* BEGIN Supplied material *

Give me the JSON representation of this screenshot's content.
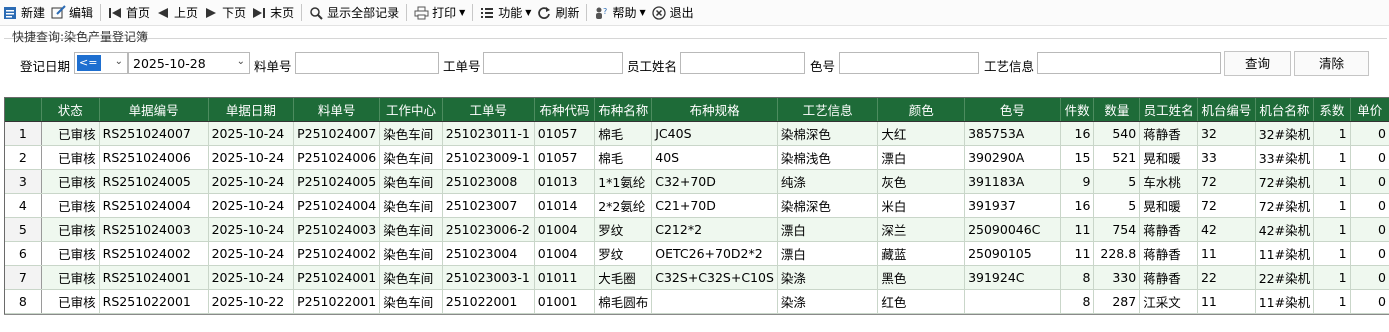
{
  "toolbar": {
    "new": "新建",
    "edit": "编辑",
    "first": "首页",
    "prev": "上页",
    "next": "下页",
    "last": "末页",
    "show_all": "显示全部记录",
    "print": "打印",
    "functions": "功能",
    "refresh": "刷新",
    "help": "帮助",
    "exit": "退出"
  },
  "quick_search": {
    "title": "快捷查询:染色产量登记簿",
    "date_label": "登记日期",
    "op_value": "<=",
    "date_value": "2025-10-28",
    "material_no_label": "料单号",
    "material_no_value": "",
    "work_order_label": "工单号",
    "work_order_value": "",
    "employee_label": "员工姓名",
    "employee_value": "",
    "color_no_label": "色号",
    "color_no_value": "",
    "process_label": "工艺信息",
    "process_value": "",
    "search_button": "查询",
    "clear_button": "清除"
  },
  "grid": {
    "columns": [
      "状态",
      "单据编号",
      "单据日期",
      "料单号",
      "工作中心",
      "工单号",
      "布种代码",
      "布种名称",
      "布种规格",
      "工艺信息",
      "颜色",
      "色号",
      "件数",
      "数量",
      "员工姓名",
      "机台编号",
      "机台名称",
      "系数",
      "单价"
    ],
    "rows": [
      {
        "n": "1",
        "c": [
          "已审核",
          "RS251024007",
          "2025-10-24",
          "P251024007",
          "染色车间",
          "251023011-1",
          "01057",
          "棉毛",
          "JC40S",
          "染棉深色",
          "大红",
          "385753A",
          "16",
          "540",
          "蒋静香",
          "32",
          "32#染机",
          "1",
          "0"
        ]
      },
      {
        "n": "2",
        "c": [
          "已审核",
          "RS251024006",
          "2025-10-24",
          "P251024006",
          "染色车间",
          "251023009-1",
          "01057",
          "棉毛",
          "40S",
          "染棉浅色",
          "漂白",
          "390290A",
          "15",
          "521",
          "晃和暖",
          "33",
          "33#染机",
          "1",
          "0"
        ]
      },
      {
        "n": "3",
        "c": [
          "已审核",
          "RS251024005",
          "2025-10-24",
          "P251024005",
          "染色车间",
          "251023008",
          "01013",
          "1*1氨纶",
          "C32+70D",
          "纯涤",
          "灰色",
          "391183A",
          "9",
          "5",
          "车水桃",
          "72",
          "72#染机",
          "1",
          "0"
        ]
      },
      {
        "n": "4",
        "c": [
          "已审核",
          "RS251024004",
          "2025-10-24",
          "P251024004",
          "染色车间",
          "251023007",
          "01014",
          "2*2氨纶",
          "C21+70D",
          "染棉深色",
          "米白",
          "391937",
          "16",
          "5",
          "晃和暖",
          "72",
          "72#染机",
          "1",
          "0"
        ]
      },
      {
        "n": "5",
        "c": [
          "已审核",
          "RS251024003",
          "2025-10-24",
          "P251024003",
          "染色车间",
          "251023006-2",
          "01004",
          "罗纹",
          "C212*2",
          "漂白",
          "深兰",
          "25090046C",
          "11",
          "754",
          "蒋静香",
          "42",
          "42#染机",
          "1",
          "0"
        ]
      },
      {
        "n": "6",
        "c": [
          "已审核",
          "RS251024002",
          "2025-10-24",
          "P251024002",
          "染色车间",
          "251023004",
          "01004",
          "罗纹",
          "OETC26+70D2*2",
          "漂白",
          "藏蓝",
          "25090105",
          "11",
          "228.8",
          "蒋静香",
          "11",
          "11#染机",
          "1",
          "0"
        ]
      },
      {
        "n": "7",
        "c": [
          "已审核",
          "RS251024001",
          "2025-10-24",
          "P251024001",
          "染色车间",
          "251023003-1",
          "01011",
          "大毛圈",
          "C32S+C32S+C10S",
          "染涤",
          "黑色",
          "391924C",
          "8",
          "330",
          "蒋静香",
          "22",
          "22#染机",
          "1",
          "0"
        ]
      },
      {
        "n": "8",
        "c": [
          "已审核",
          "RS251022001",
          "2025-10-22",
          "P251022001",
          "染色车间",
          "251022001",
          "01001",
          "棉毛圆布",
          "",
          "染涤",
          "红色",
          "",
          "8",
          "287",
          "江采文",
          "11",
          "11#染机",
          "1",
          "0"
        ]
      }
    ]
  },
  "colors": {
    "header_bg": "#1e6b38",
    "row_alt": "#eff8ef",
    "accent": "#1e6fd0"
  }
}
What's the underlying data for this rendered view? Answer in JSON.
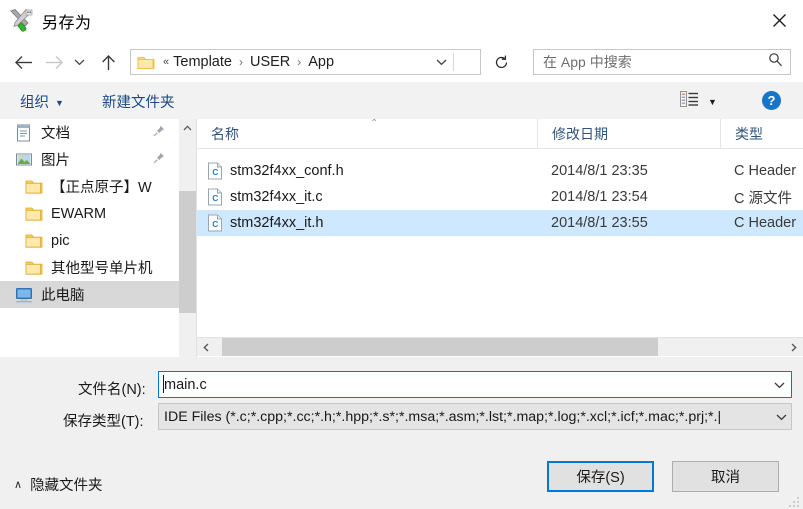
{
  "window": {
    "title": "另存为",
    "icon": "ewarm-app-icon",
    "close_label": "✕"
  },
  "nav": {
    "back_icon": "arrow-left-icon",
    "forward_icon": "arrow-right-icon",
    "recent_icon": "chevron-down-icon",
    "up_icon": "arrow-up-icon",
    "refresh_icon": "refresh-icon",
    "address": {
      "folder_icon": "folder-icon",
      "prefix": "«",
      "crumbs": [
        "Template",
        "USER",
        "App"
      ],
      "separator": "›",
      "dropdown_icon": "chevron-down-icon"
    },
    "search": {
      "placeholder": "在 App 中搜索",
      "icon": "search-icon"
    }
  },
  "toolbar": {
    "organize_label": "组织",
    "organize_caret": "▼",
    "new_folder_label": "新建文件夹",
    "view_icon": "view-list-icon",
    "view_caret": "▼",
    "help_label": "?"
  },
  "sidebar": {
    "items": [
      {
        "label": "文档",
        "icon": "document-icon",
        "pinned": true,
        "selected": false,
        "indent": false
      },
      {
        "label": "图片",
        "icon": "pictures-icon",
        "pinned": true,
        "selected": false,
        "indent": false
      },
      {
        "label": "【正点原子】W",
        "icon": "folder-icon",
        "pinned": false,
        "selected": false,
        "indent": true
      },
      {
        "label": "EWARM",
        "icon": "folder-icon",
        "pinned": false,
        "selected": false,
        "indent": true
      },
      {
        "label": "pic",
        "icon": "folder-icon",
        "pinned": false,
        "selected": false,
        "indent": true
      },
      {
        "label": "其他型号单片机",
        "icon": "folder-icon",
        "pinned": false,
        "selected": false,
        "indent": true
      },
      {
        "label": "此电脑",
        "icon": "this-pc-icon",
        "pinned": false,
        "selected": true,
        "indent": false
      }
    ],
    "scroll_up_icon": "chevron-up-icon",
    "scroll_down_icon": "chevron-down-icon"
  },
  "filelist": {
    "columns": [
      {
        "label": "名称",
        "key": "name"
      },
      {
        "label": "修改日期",
        "key": "date"
      },
      {
        "label": "类型",
        "key": "type"
      }
    ],
    "sort_caret": "⌃",
    "rows": [
      {
        "name": "stm32f4xx_conf.h",
        "date": "2014/8/1 23:35",
        "type": "C Header",
        "icon": "c-file-icon",
        "selected": false
      },
      {
        "name": "stm32f4xx_it.c",
        "date": "2014/8/1 23:54",
        "type": "C 源文件",
        "icon": "c-file-icon",
        "selected": false
      },
      {
        "name": "stm32f4xx_it.h",
        "date": "2014/8/1 23:55",
        "type": "C Header",
        "icon": "c-file-icon",
        "selected": true
      }
    ],
    "hscroll_left_icon": "chevron-left-icon",
    "hscroll_right_icon": "chevron-right-icon"
  },
  "form": {
    "filename_label": "文件名(N):",
    "filename_value": "main.c",
    "filename_dropdown_icon": "chevron-down-icon",
    "filetype_label": "保存类型(T):",
    "filetype_value": "IDE Files (*.c;*.cpp;*.cc;*.h;*.hpp;*.s*;*.msa;*.asm;*.lst;*.map;*.log;*.xcl;*.icf;*.mac;*.prj;*.|",
    "filetype_dropdown_icon": "chevron-down-icon"
  },
  "footer": {
    "hide_folders_chevron": "∧",
    "hide_folders_label": "隐藏文件夹",
    "save_label": "保存(S)",
    "cancel_label": "取消"
  },
  "colors": {
    "accent": "#0078d7",
    "selection": "#cde8ff",
    "toolbar_link": "#1b4b82",
    "chrome_bg": "#f0f0f0"
  }
}
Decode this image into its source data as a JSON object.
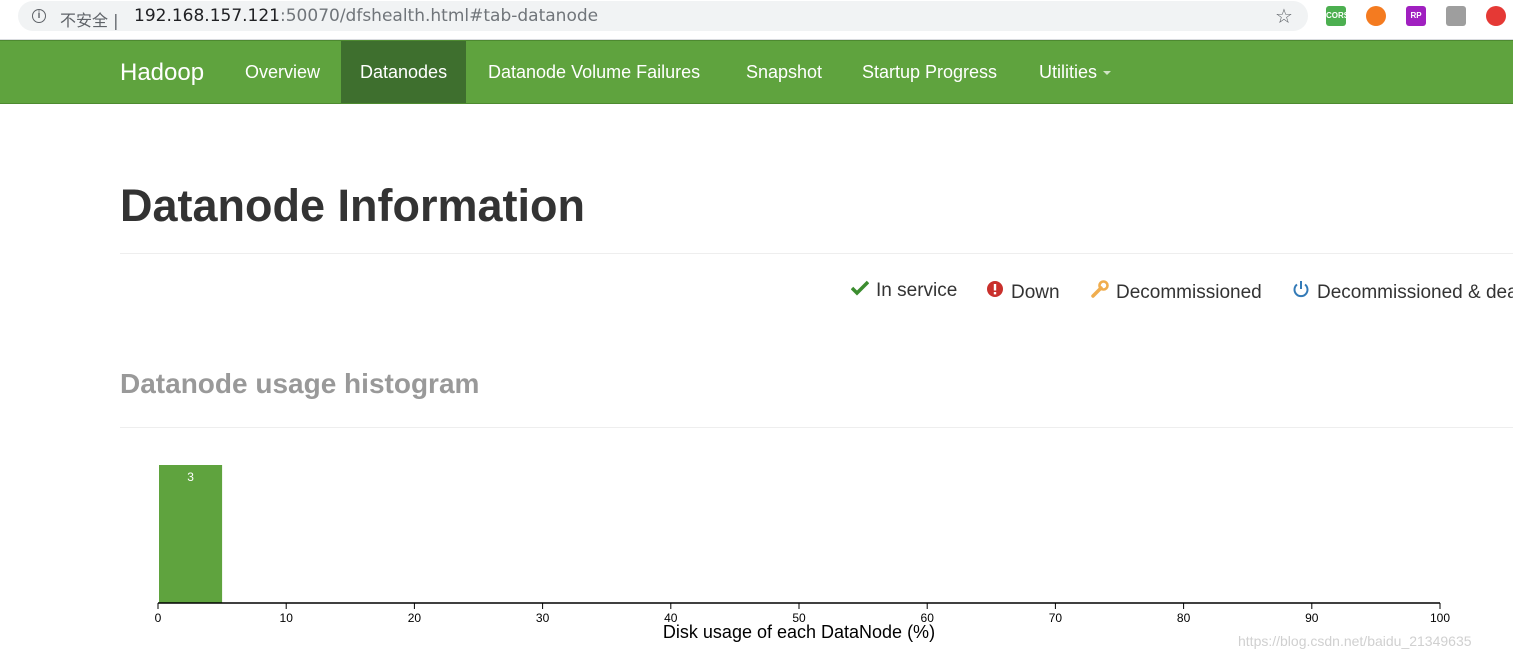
{
  "browser": {
    "security_label": "不安全",
    "url_host": "192.168.157.121",
    "url_rest": ":50070/dfshealth.html#tab-datanode",
    "extensions": [
      {
        "name": "cors-extension-icon",
        "label": "CORS",
        "color": "#4caf50"
      },
      {
        "name": "lifebuoy-extension-icon",
        "label": "",
        "color": "#f47b20"
      },
      {
        "name": "rp-extension-icon",
        "label": "RP",
        "color": "#a020c0"
      },
      {
        "name": "sitemap-extension-icon",
        "label": "",
        "color": "#9e9e9e"
      },
      {
        "name": "location-pin-extension-icon",
        "label": "",
        "color": "#e53935"
      }
    ]
  },
  "navbar": {
    "brand": "Hadoop",
    "items": [
      {
        "label": "Overview",
        "active": false
      },
      {
        "label": "Datanodes",
        "active": true
      },
      {
        "label": "Datanode Volume Failures",
        "active": false
      },
      {
        "label": "Snapshot",
        "active": false
      },
      {
        "label": "Startup Progress",
        "active": false
      },
      {
        "label": "Utilities",
        "active": false,
        "dropdown": true
      }
    ]
  },
  "page": {
    "title": "Datanode Information",
    "histogram_title": "Datanode usage histogram"
  },
  "legend": [
    {
      "label": "In service",
      "icon": "check-icon",
      "color": "#3c8d2f"
    },
    {
      "label": "Down",
      "icon": "exclamation-circle-icon",
      "color": "#c9302c"
    },
    {
      "label": "Decommissioned",
      "icon": "wrench-icon",
      "color": "#f0ad4e"
    },
    {
      "label": "Decommissioned & dead",
      "icon": "power-icon",
      "color": "#337ab7"
    }
  ],
  "chart_data": {
    "type": "bar",
    "title": "",
    "xlabel": "Disk usage of each DataNode (%)",
    "ylabel": "",
    "xlim": [
      0,
      100
    ],
    "x_ticks": [
      0,
      10,
      20,
      30,
      40,
      50,
      60,
      70,
      80,
      90,
      100
    ],
    "bins": [
      {
        "x0": 0,
        "x1": 5,
        "value": 3
      }
    ],
    "bar_color": "#5fa33e",
    "grid": false
  },
  "watermark": "https://blog.csdn.net/baidu_21349635"
}
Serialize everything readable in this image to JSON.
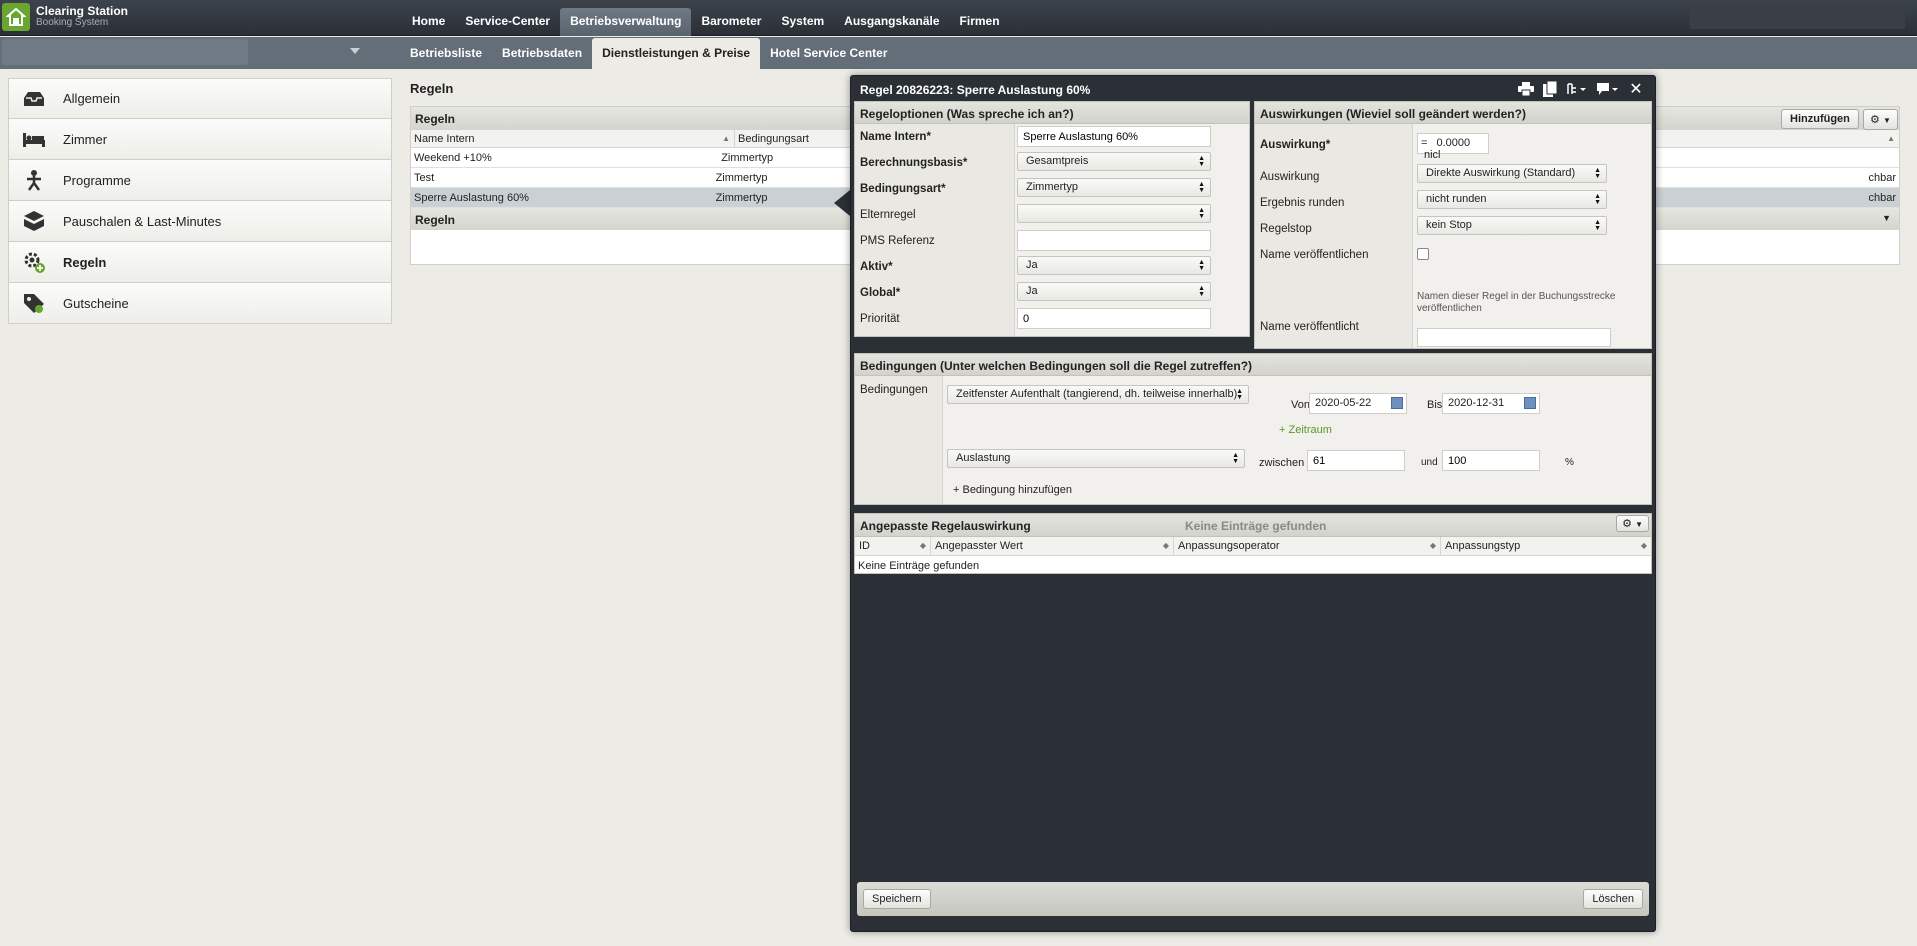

* END Supplied material *

▸ Task statement: Identify and copy all lines with the word "refresh".

▸ Response to this task:
    "refresh": "刷新",
    "refresh_icon": "refresh-icon",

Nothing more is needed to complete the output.